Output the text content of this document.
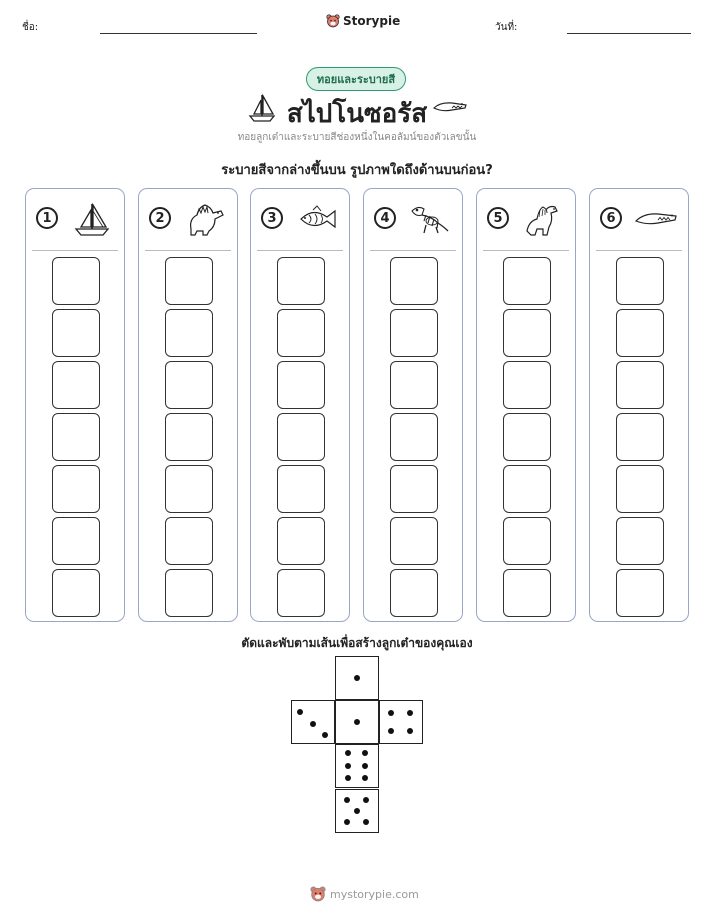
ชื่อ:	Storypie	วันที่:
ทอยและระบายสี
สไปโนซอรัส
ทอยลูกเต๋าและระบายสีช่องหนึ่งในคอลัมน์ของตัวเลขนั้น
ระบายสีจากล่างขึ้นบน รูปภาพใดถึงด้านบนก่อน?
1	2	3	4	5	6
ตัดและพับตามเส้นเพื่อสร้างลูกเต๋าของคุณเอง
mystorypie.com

━━━━━━━━━━

Job
Write out the material above once more, exactly as it reads, with no pictures.

Result for this task
Output the text content of this document.
ชื่อ:	Storypie	วันที่:
ทอยและระบายสี
สไปโนซอรัส
ทอยลูกเต๋าและระบายสีช่องหนึ่งในคอลัมน์ของตัวเลขนั้น
ระบายสีจากล่างขึ้นบน รูปภาพใดถึงด้านบนก่อน?
1	2	3	4	5	6
ตัดและพับตามเส้นเพื่อสร้างลูกเต๋าของคุณเอง
mystorypie.com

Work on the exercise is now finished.